THE TASK: Gather from the listing below each line that includes the word "value", and copy it.

Data entries

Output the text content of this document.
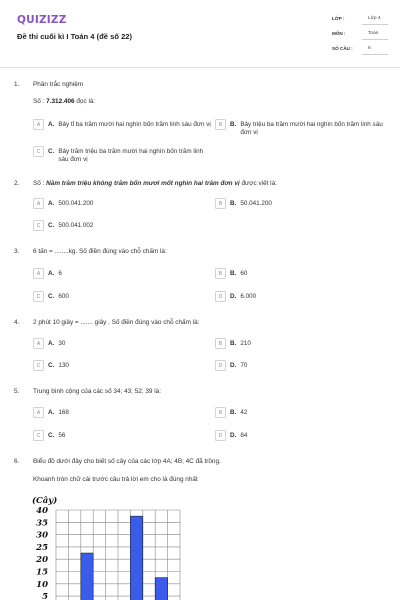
QUIZIZZ
Đề thi cuối kì I Toán 4 (đề số 22)
LỚP :	Lớp 4
MÔN :	Toán
SỐ CÂU :	6
1. Phần trắc nghiệm
Số : 7.312.406 đọc là:
A	A. Bảy tỉ ba trăm mười hai nghìn bốn trăm linh sáu đơn vị	B	B. Bảy triệu ba trăm mười hai nghìn bốn trăm linh sáu đơn vị
C	C. Bảy trăm triệu ba trăm mười hai nghìn bốn trăm linh sáu đơn vị
2. Số : Năm trăm triệu không trăm bốn mươi mốt nghìn hai trăm đơn vị được viết là:
A	A. 500.041.200	B	B. 50.041.200
C	C. 500.041.002
3. 6 tấn = ........kg. Số điền đúng vào chỗ chấm là:
A	A. 6	B	B. 60
C	C. 600	D	D. 6.000
4. 2 phút 10 giây = ....... giây . Số điền đúng vào chỗ chấm là:
A	A. 30	B	B. 210
C	C. 130	D	D. 70
5. Trung bình cộng của các số 34; 43; 52; 39 là:
A	A. 168	B	B. 42
C	C. 56	D	D. 84
6. Biểu đồ dưới đây cho biết số cây của các lớp 4A; 4B; 4C đã trồng.
Khoanh tròn chữ cái trước câu trả lời em cho là đúng nhất
(Cây)
40
35
30
25
20
15
10
5
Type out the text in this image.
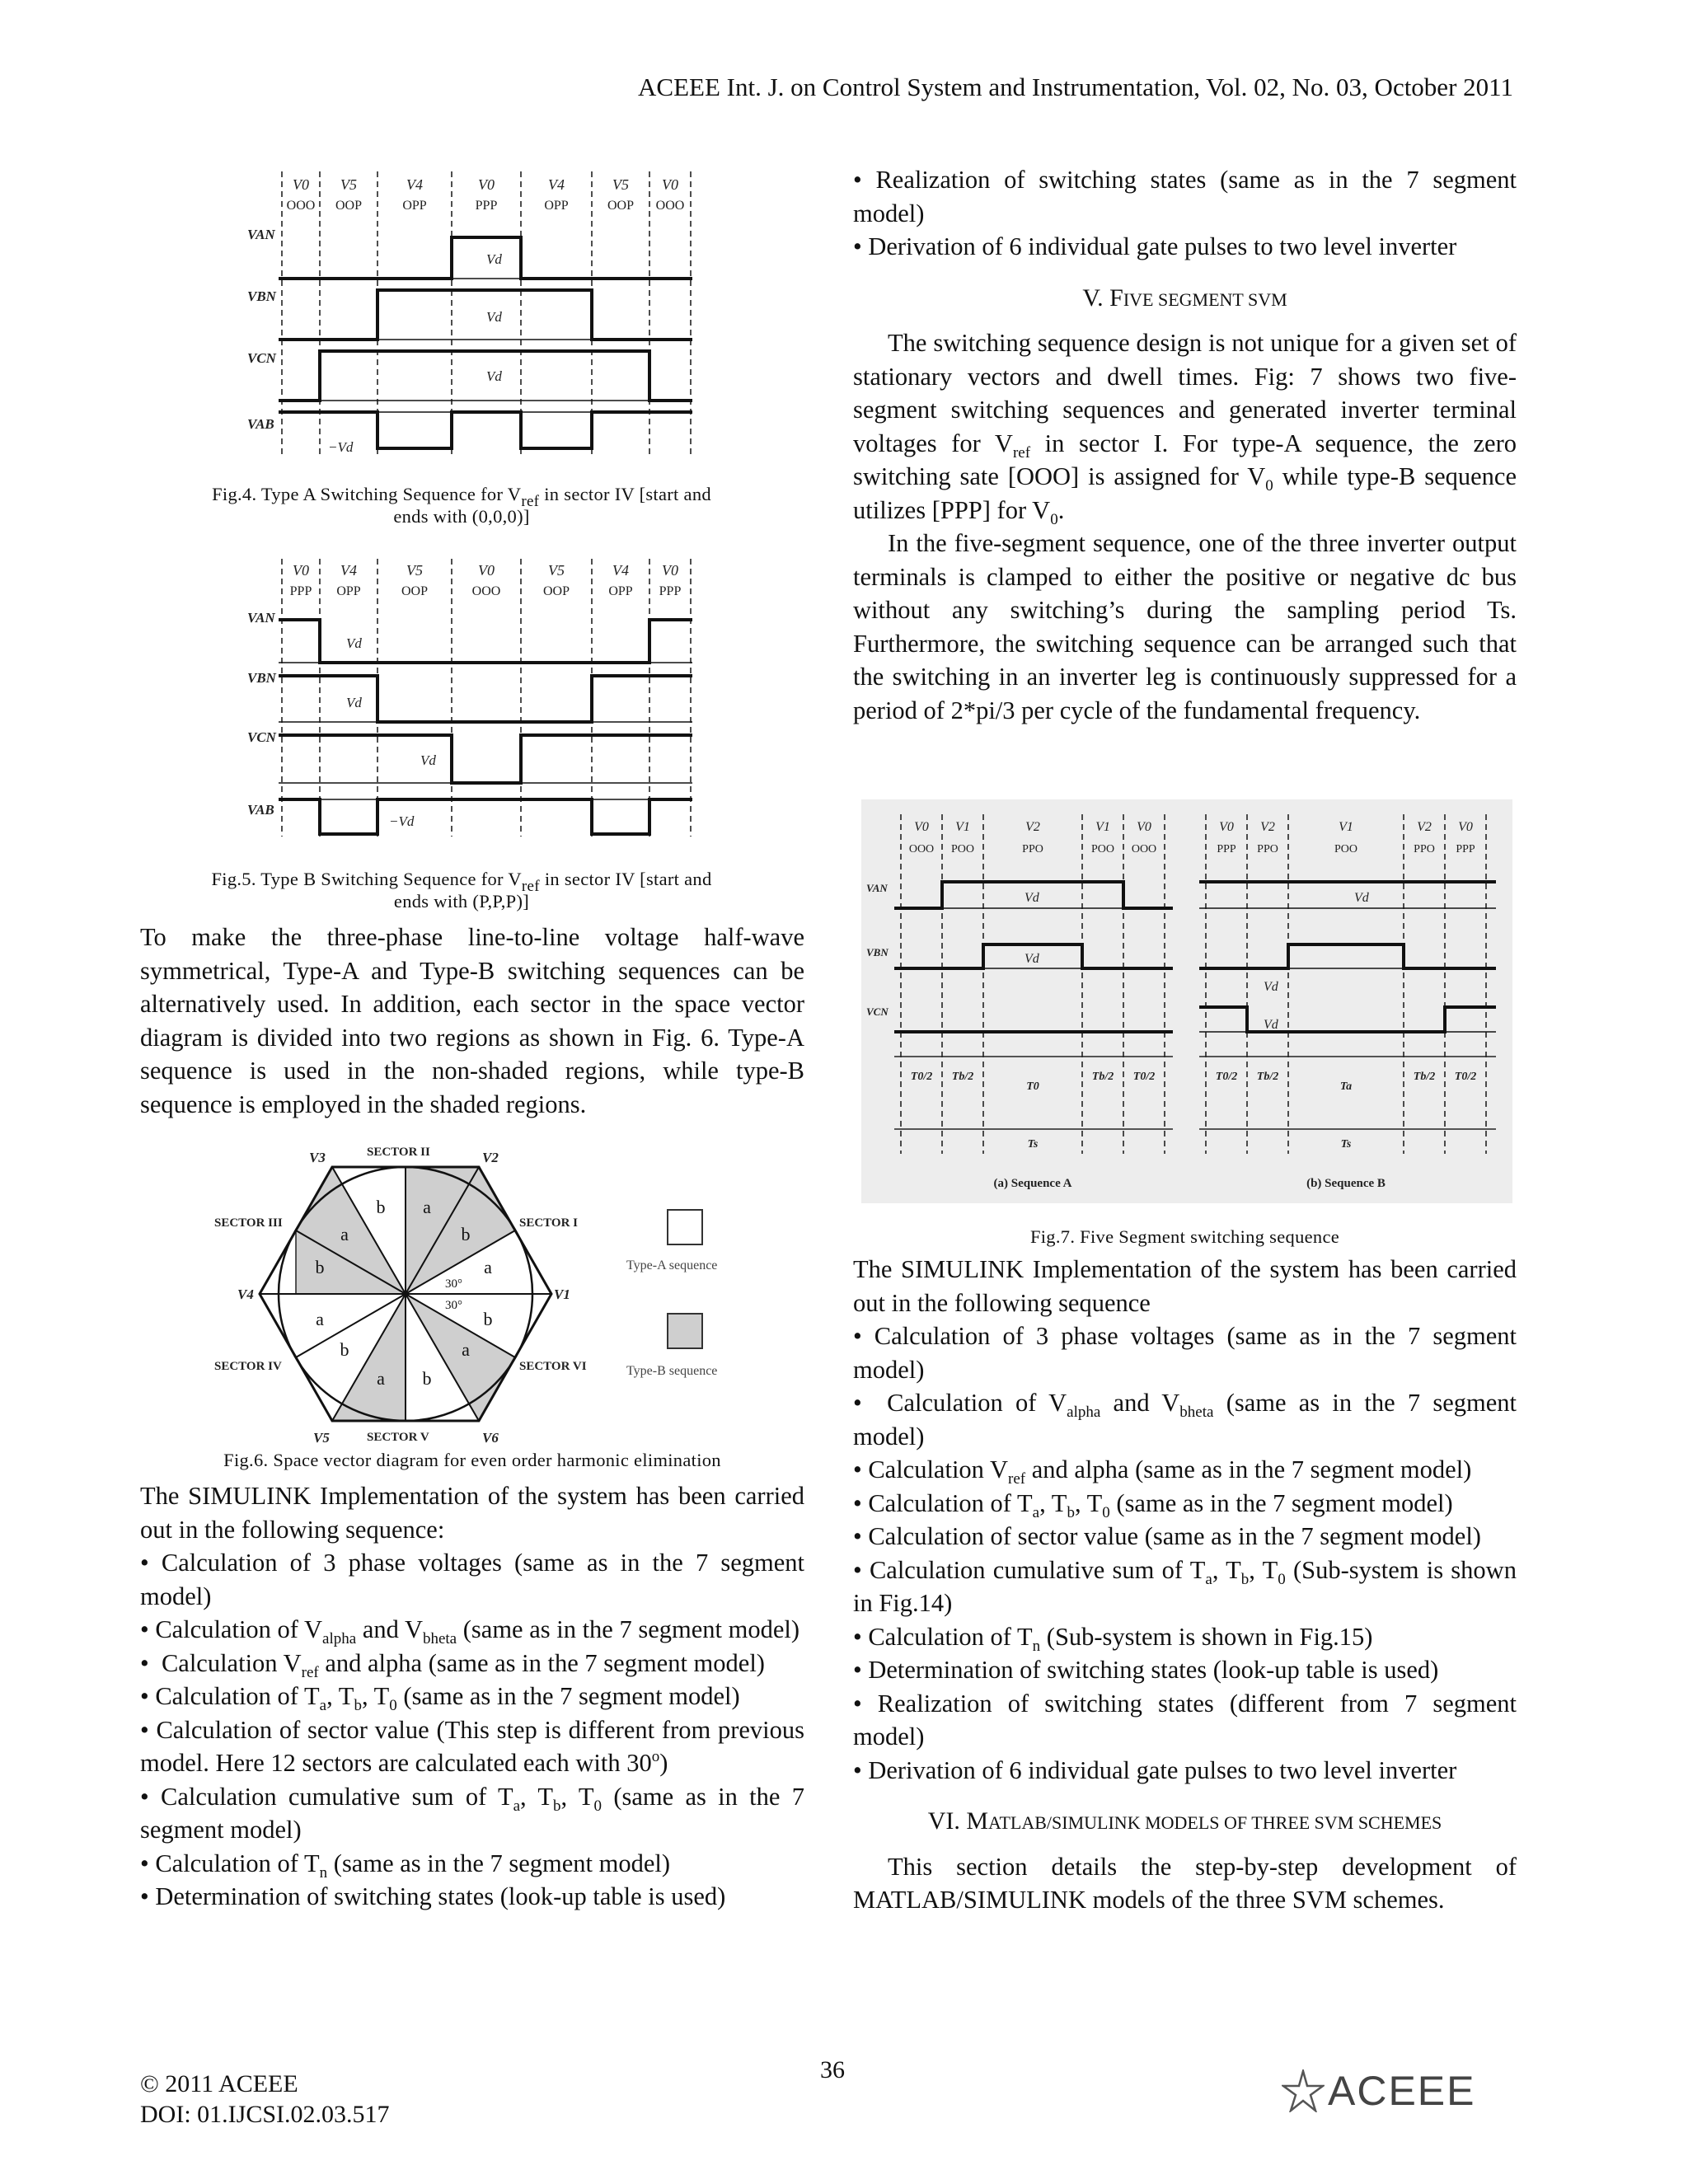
ACEEE Int. J. on Control System and Instrumentation, Vol. 02, No. 03, October 2011
V0 V5	V4	V0	V4	V5 V0
OOO OOP	OPP	PPP	OPP	OOP OOO
VAN
VBN
VCN
VAB
Vd
Vd
Vd
−Vd
Fig.4. Type A Switching Sequence for $V_{ref}$ in sector IV [start and
ends with (0,0,0)]
V0 V4	V5	V0	V5	V4 V0
PPP OPP	OOP	OOO	OOP	OPP PPP
VAN
VBN
VCN
VAB
Vd
Vd
Vd
−Vd
Fig.5. Type B Switching Sequence for $V_{ref}$ in sector IV [start and
ends with (P,P,P)]

To make the three-phase line-to-line voltage half-wave symmetrical, Type-A and Type-B switching sequences can be alternatively used. In addition, each sector in the space vector diagram is divided into two regions as shown in Fig. 6. Type-A sequence is used in the non-shaded regions, while type-B sequence is employed in the shaded regions.

b a
b
a
b
a
b
a b
a
b
a
30°
30°
SECTOR I
SECTOR II
SECTOR III
SECTOR IV
SECTOR V
SECTOR VI
V1
V2
V3
V4
V5	V6
Type-A sequence
Type-B sequence
Fig.6. Space vector diagram for even order harmonic elimination

The SIMULINK Implementation of the system has been carried out in the following sequence:

• Calculation of 3 phase voltages (same as in the 7 segment model)

• Calculation of $V_{alpha}$ and $V_{bheta}$ (same as in the 7 segment model)

•  Calculation $V_{ref}$ and alpha (same as in the 7 segment model)

• Calculation of $T_a$, $T_b$, $T_0$ (same as in the 7 segment model)

• Calculation of sector value (This step is different from previous model. Here 12 sectors are calculated each with 30$^o$)

• Calculation cumulative sum of $T_a$, $T_b$, $T_0$ (same as in the 7 segment model)

• Calculation of $T_n$ (same as in the 7 segment model)

• Determination of switching states (look-up table is used)

• Realization of switching states (same as in the 7 segment model)

• Derivation of 6 individual gate pulses to two level inverter

V. FIVE SEGMENT SVM

The switching sequence design is not unique for a given set of stationary vectors and dwell times. Fig: 7 shows two five-segment switching sequences and generated inverter terminal voltages for $V_{ref}$ in sector I. For type-A sequence, the zero switching sate [OOO] is assigned for $V_0$ while type-B sequence utilizes [PPP] for $V_0$.

In the five-segment sequence, one of the three inverter output terminals is clamped to either the positive or negative dc bus without any switching’s during the sampling period Ts. Furthermore, the switching sequence can be arranged such that the switching in an inverter leg is continuously suppressed for a period of 2*pi/3 per cycle of the fundamental frequency.

V0 V1	V2	V1 V0	V0 V2	V1	V2 V0
OOO POO	PPO	POO OOO	PPP PPO	POO	PPO PPP
VAN
VBN
VCN
Vd
Vd
Vd
Vd
Vd
T0/2 Tb/2
T0
Tb/2 T0/2	T0/2 Tb/2
Ta
Tb/2 T0/2
Ts	Ts
(a) Sequence A	(b) Sequence B
Fig.7. Five Segment switching sequence

The SIMULINK Implementation of the system has been carried out in the following sequence

• Calculation of 3 phase voltages (same as in the 7 segment model)

•  Calculation of $V_{alpha}$ and $V_{bheta}$ (same as in the 7 segment model)

• Calculation $V_{ref}$ and alpha (same as in the 7 segment model)

• Calculation of $T_a$, $T_b$, $T_0$ (same as in the 7 segment model)

• Calculation of sector value (same as in the 7 segment model)

• Calculation cumulative sum of $T_a$, $T_b$, $T_0$ (Sub-system is shown in Fig.14)

• Calculation of $T_n$ (Sub-system is shown in Fig.15)

• Determination of switching states (look-up table is used)

• Realization of switching states (different from 7 segment model)

• Derivation of 6 individual gate pulses to two level inverter

VI. MATLAB/SIMULINK MODELS OF THREE SVM SCHEMES

This section details the step-by-step development of MATLAB/SIMULINK models of the three SVM schemes.

© 2011 ACEEE
DOI: 01.IJCSI.02.03.517
36	ACEEE
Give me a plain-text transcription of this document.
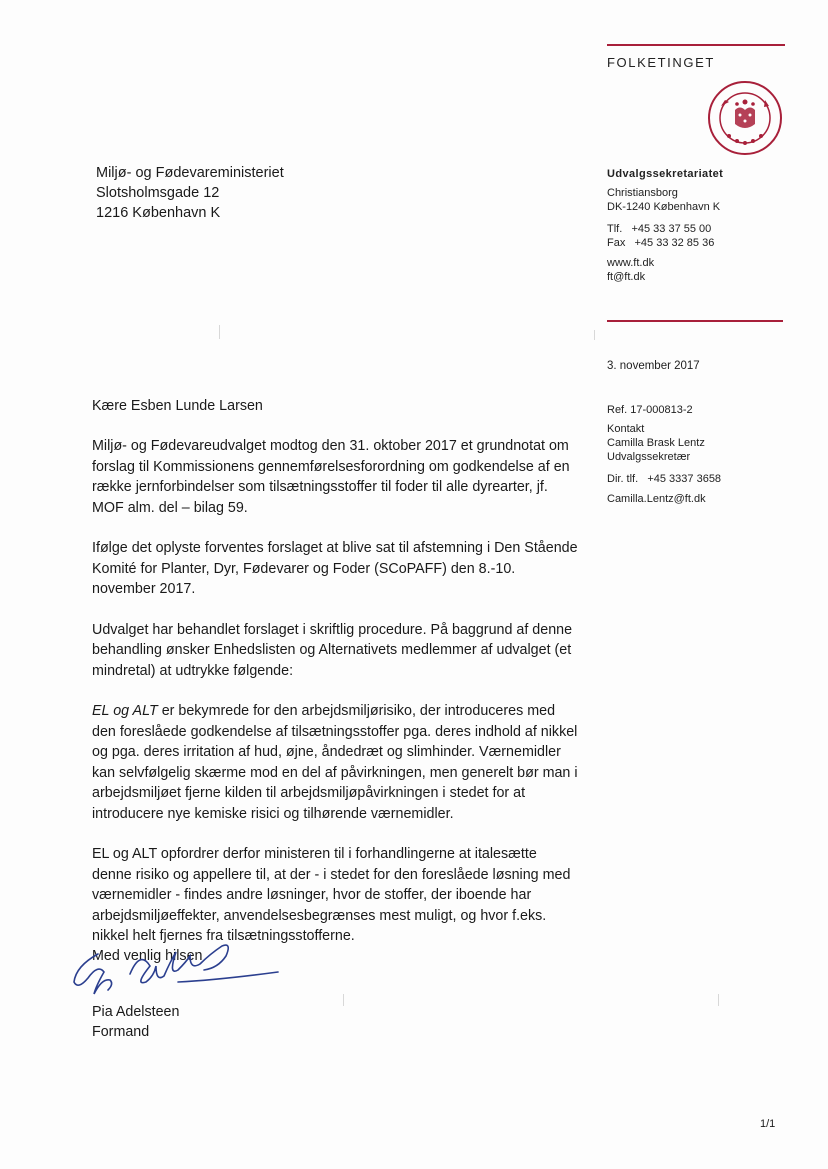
FOLKETINGET
Miljø- og Fødevareministeriet
Slotsholmsgade 12
1216 København K
Udvalgssekretariatet
Christiansborg
DK-1240 København K
Tlf.   +45 33 37 55 00
Fax   +45 33 32 85 36
www.ft.dk
ft@ft.dk
3. november 2017
Ref. 17-000813-2
Kontakt
Camilla Brask Lentz
Udvalgssekretær
Dir. tlf.   +45 3337 3658
Camilla.Lentz@ft.dk
Kære Esben Lunde Larsen

Miljø- og Fødevareudvalget modtog den 31. oktober 2017 et grundnotat om forslag til Kommissionens gennemførelsesforordning om godkendelse af en række jernforbindelser som tilsætningsstoffer til foder til alle dyrearter, jf. MOF alm. del – bilag 59.

Ifølge det oplyste forventes forslaget at blive sat til afstemning i Den Stående Komité for Planter, Dyr, Fødevarer og Foder (SCoPAFF) den 8.-10. november 2017.

Udvalget har behandlet forslaget i skriftlig procedure. På baggrund af denne behandling ønsker Enhedslisten og Alternativets medlemmer af udvalget (et mindretal) at udtrykke følgende:

EL og ALT er bekymrede for den arbejdsmiljørisiko, der introduceres med den foreslåede godkendelse af tilsætningsstoffer pga. deres indhold af nikkel og pga. deres irritation af hud, øjne, åndedræt og slimhinder. Værnemidler kan selvfølgelig skærme mod en del af påvirkningen, men generelt bør man i arbejdsmiljøet fjerne kilden til arbejdsmiljøpåvirkningen i stedet for at introducere nye kemiske risici og tilhørende værnemidler.

EL og ALT opfordrer derfor ministeren til i forhandlingerne at italesætte denne risiko og appellere til, at der - i stedet for den foreslåede løsning med værnemidler - findes andre løsninger, hvor de stoffer, der iboende har arbejdsmiljøeffekter, anvendelsesbegrænses mest muligt, og hvor f.eks. nikkel helt fjernes fra tilsætningsstofferne.

Med venlig hilsen
Pia Adelsteen
Formand
1/1
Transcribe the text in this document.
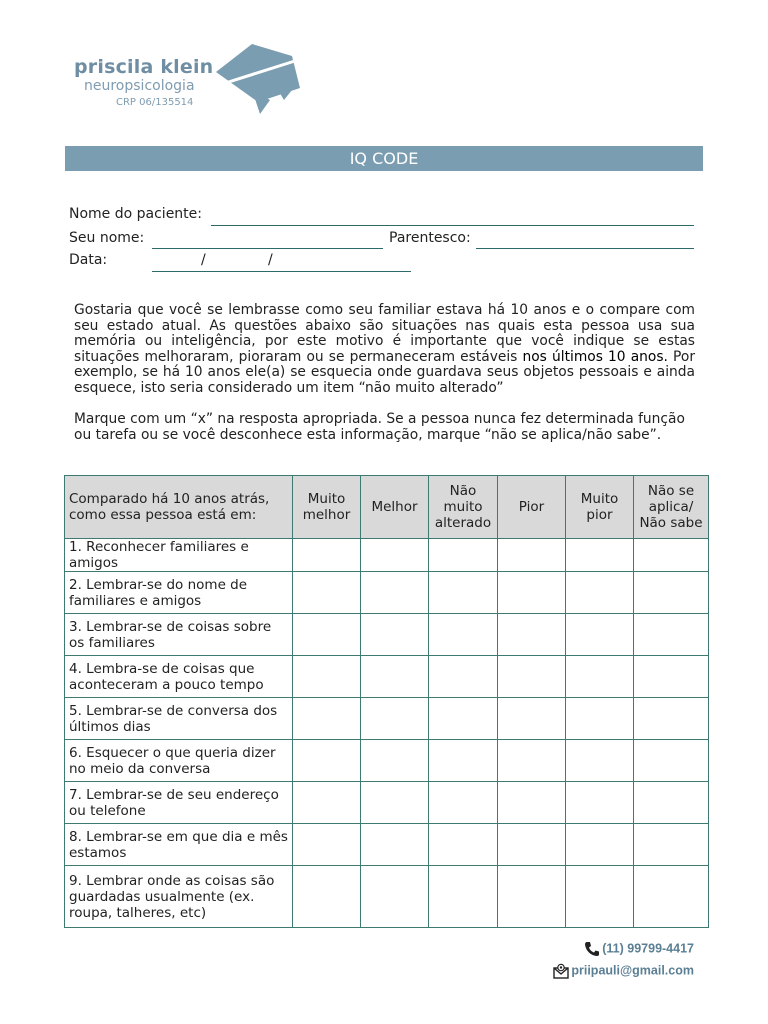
priscila klein
neuropsicologia
CRP 06/135514
IQ CODE
Nome do paciente:
Seu nome:	Parentesco:
Data:	/	/
Gostaria que você se lembrasse como seu familiar estava há 10 anos e o compare com seu estado atual. As questões abaixo são situações nas quais esta pessoa usa sua memória ou inteligência, por este motivo é importante que você indique se estas situações melhoraram, pioraram ou se permaneceram estáveis nos últimos 10 anos. Por exemplo, se há 10 anos ele(a) se esquecia onde guardava seus objetos pessoais e ainda esquece, isto seria considerado um item “não muito alterado”
Marque com um “x” na resposta apropriada. Se a pessoa nunca fez determinada função ou tarefa ou se você desconhece esta informação, marque “não se aplica/não sabe”.
Comparado há 10 anos atrás, como essa pessoa está em:	Muito melhor	Melhor	Não muito alterado	Pior	Muito pior	Não se aplica/ Não sabe
1. Reconhecer familiares e amigos						
2. Lembrar-se do nome de familiares e amigos						
3. Lembrar-se de coisas sobre os familiares						
4. Lembra-se de coisas que aconteceram a pouco tempo						
5. Lembrar-se de conversa dos últimos dias						
6. Esquecer o que queria dizer no meio da conversa						
7. Lembrar-se de seu endereço ou telefone						
8. Lembrar-se em que dia e mês estamos						
9. Lembrar onde as coisas são guardadas usualmente (ex. roupa, talheres, etc)						
(11) 99799-4417
priipauli@gmail.com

FINISHED TASK:
• Calculation of sector value (This step is different from previous model. Here 12 sectors are calculated each with 30$^o$)
• Calculation of sector value (same as in the 7 segment model)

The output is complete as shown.